■ THE DATA:
━━━━━━━━━━

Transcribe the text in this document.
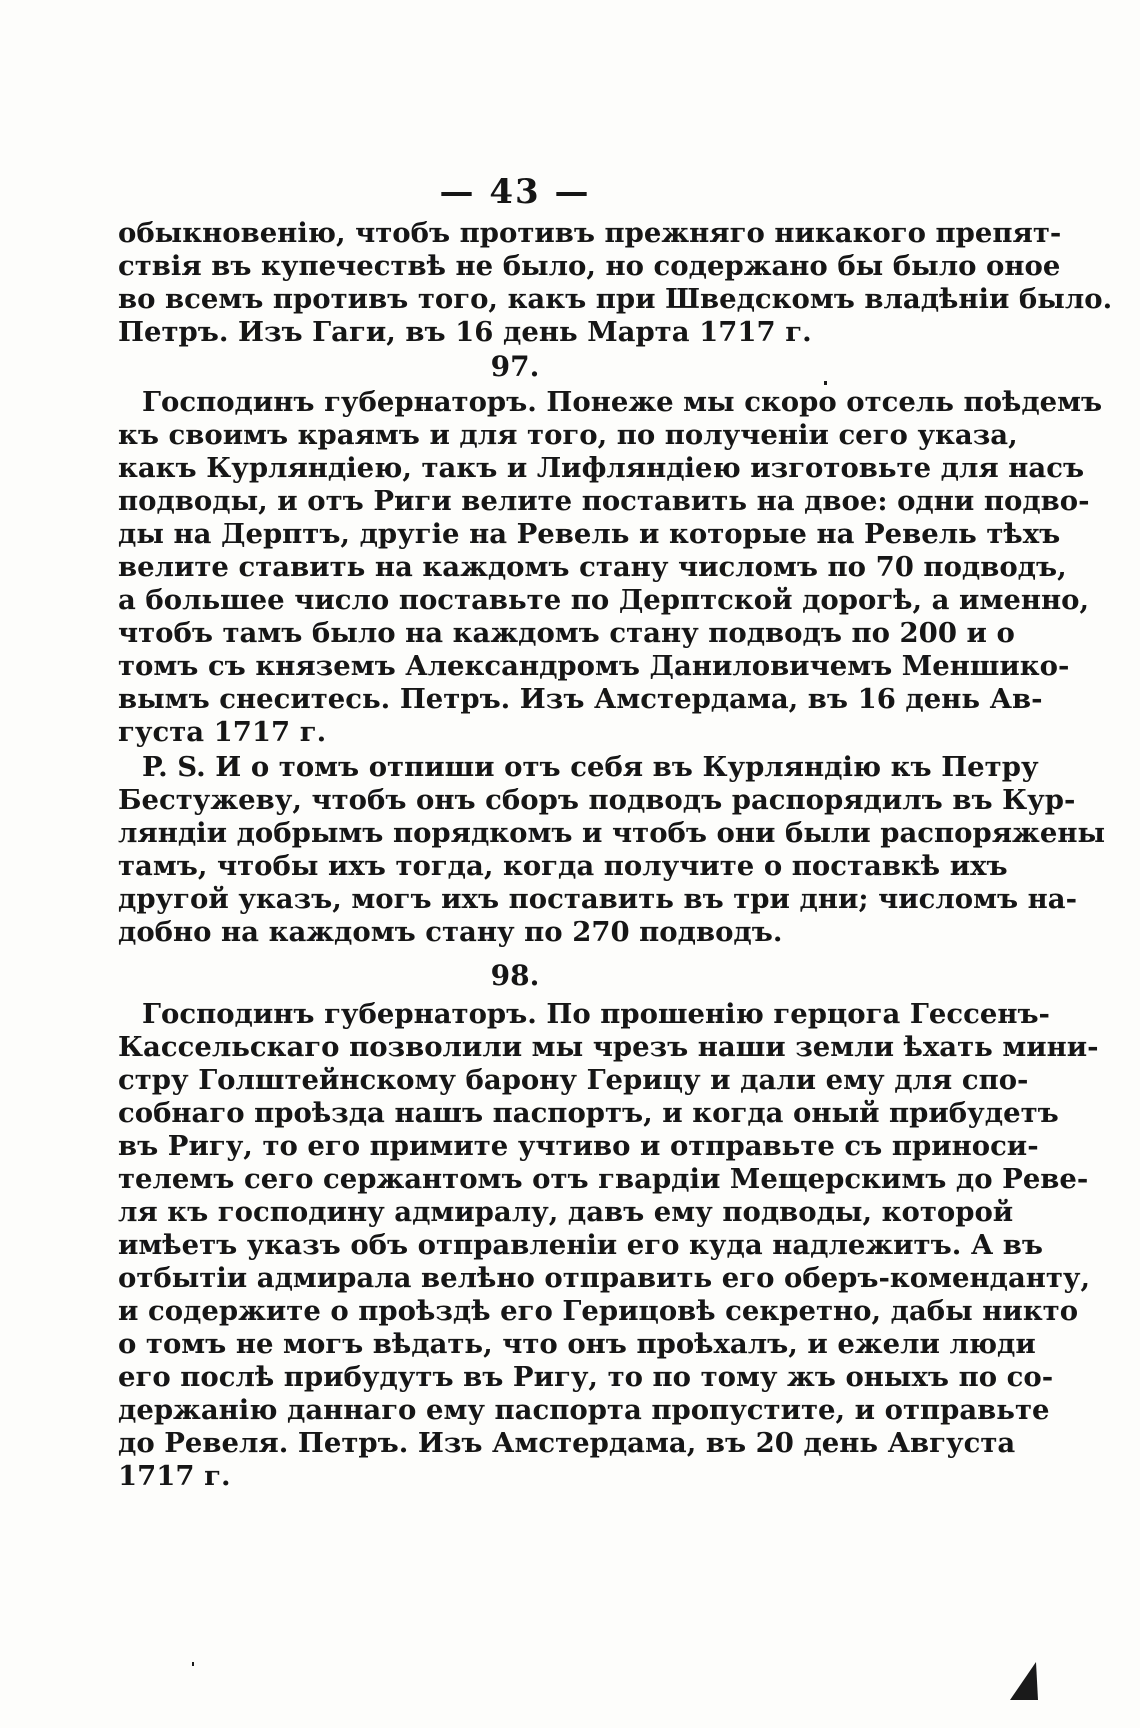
— 43 —
обыкновенію, чтобъ противъ прежняго никакого препят-
ствія въ купечествѣ не было, но содержано бы было оное
во всемъ противъ того, какъ при Шведскомъ владѣніи было.
Петръ. Изъ Гаги, въ 16 день Марта 1717 г.
97.
Господинъ губернаторъ. Понеже мы скоро отсель поѣдемъ
къ своимъ краямъ и для того, по полученіи сего указа,
какъ Курляндіею, такъ и Лифляндіею изготовьте для насъ
подводы, и отъ Риги велите поставить на двое: одни подво-
ды на Дерптъ, другіе на Ревель и которые на Ревель тѣхъ
велите ставить на каждомъ стану числомъ по 70 подводъ,
а большее число поставьте по Дерптской дорогѣ, а именно,
чтобъ тамъ было на каждомъ стану подводъ по 200 и о
томъ съ княземъ Александромъ Даниловичемъ Меншико-
вымъ снеситесь. Петръ. Изъ Амстердама, въ 16 день Ав-
густа 1717 г.
P. S. И о томъ отпиши отъ себя въ Курляндію къ Петру
Бестужеву, чтобъ онъ сборъ подводъ распорядилъ въ Кур-
ляндіи добрымъ порядкомъ и чтобъ они были распоряжены
тамъ, чтобы ихъ тогда, когда получите о поставкѣ ихъ
другой указъ, могъ ихъ поставить въ три дни; числомъ на-
добно на каждомъ стану по 270 подводъ.
98.
Господинъ губернаторъ. По прошенію герцога Гессенъ-
Кассельскаго позволили мы чрезъ наши земли ѣхать мини-
стру Голштейнскому барону Герицу и дали ему для спо-
собнаго проѣзда нашъ паспортъ, и когда оный прибудетъ
въ Ригу, то его примите учтиво и отправьте съ приноси-
телемъ сего сержантомъ отъ гвардіи Мещерскимъ до Реве-
ля къ господину адмиралу, давъ ему подводы, которой
имѣетъ указъ объ отправленіи его куда надлежитъ. А въ
отбытіи адмирала велѣно отправить его оберъ-коменданту,
и содержите о проѣздѣ его Герицовѣ секретно, дабы никто
о томъ не могъ вѣдать, что онъ проѣхалъ, и ежели люди
его послѣ прибудутъ въ Ригу, то по тому жъ оныхъ по со-
держанію даннаго ему паспорта пропустите, и отправьте
до Ревеля. Петръ. Изъ Амстердама, въ 20 день Августа
1717 г.
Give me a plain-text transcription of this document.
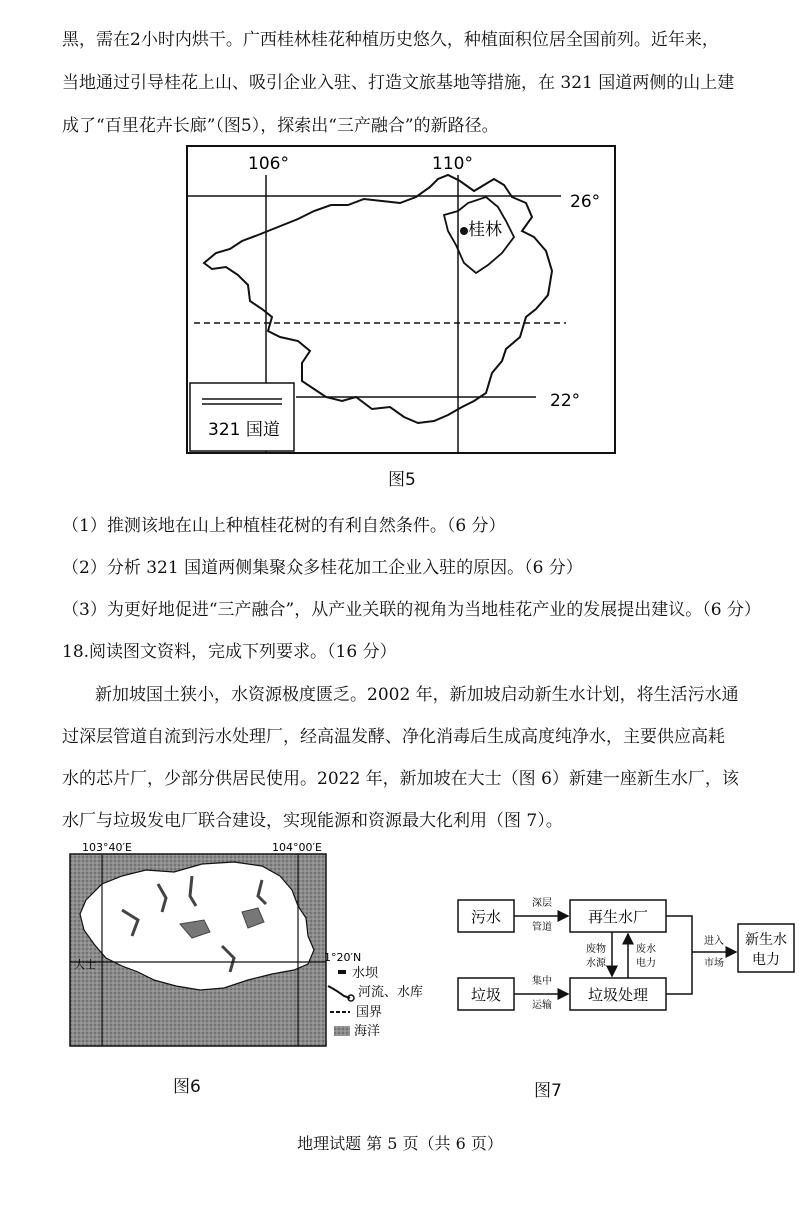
黑，需在2小时内烘干。广西桂林桂花种植历史悠久，种植面积位居全国前列。近年来，
当地通过引导桂花上山、吸引企业入驻、打造文旅基地等措施，在 321 国道两侧的山上建
成了“百里花卉长廊”（图5），探索出“三产融合”的新路径。
106°	110°
26°
22°
桂林
321 国道
图5
（1）推测该地在山上种植桂花树的有利自然条件。（6 分）
（2）分析 321 国道两侧集聚众多桂花加工企业入驻的原因。（6 分）
（3）为更好地促进“三产融合”，从产业关联的视角为当地桂花产业的发展提出建议。（6 分）
18.阅读图文资料，完成下列要求。（16 分）
新加坡国土狭小，水资源极度匮乏。2002 年，新加坡启动新生水计划，将生活污水通
过深层管道自流到污水处理厂，经高温发酵、净化消毒后生成高度纯净水，主要供应高耗
水的芯片厂，少部分供居民使用。2022 年，新加坡在大士（图 6）新建一座新生水厂，该
水厂与垃圾发电厂联合建设，实现能源和资源最大化利用（图 7）。
103°40′E	104°00′E
1°20′N
大士
水坝
河流、水库
国界
海洋
图6
污水	再生水厂
垃圾	垃圾处理
新生水
电力
深层
管道
集中
运输
废物
水源
废水
电力
进入
市场
图7
地理试题 第 5 页（共 6 页）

━━━━━━━━━━

■ BRIEF: Scan the data above and copy every line with "Ригу" in it.

■ EXERCISE OUTPUT:
въ Ригу, то его примите учтиво и отправьте съ приноси-
его послѣ прибудутъ въ Ригу, то по тому жъ оныхъ по со-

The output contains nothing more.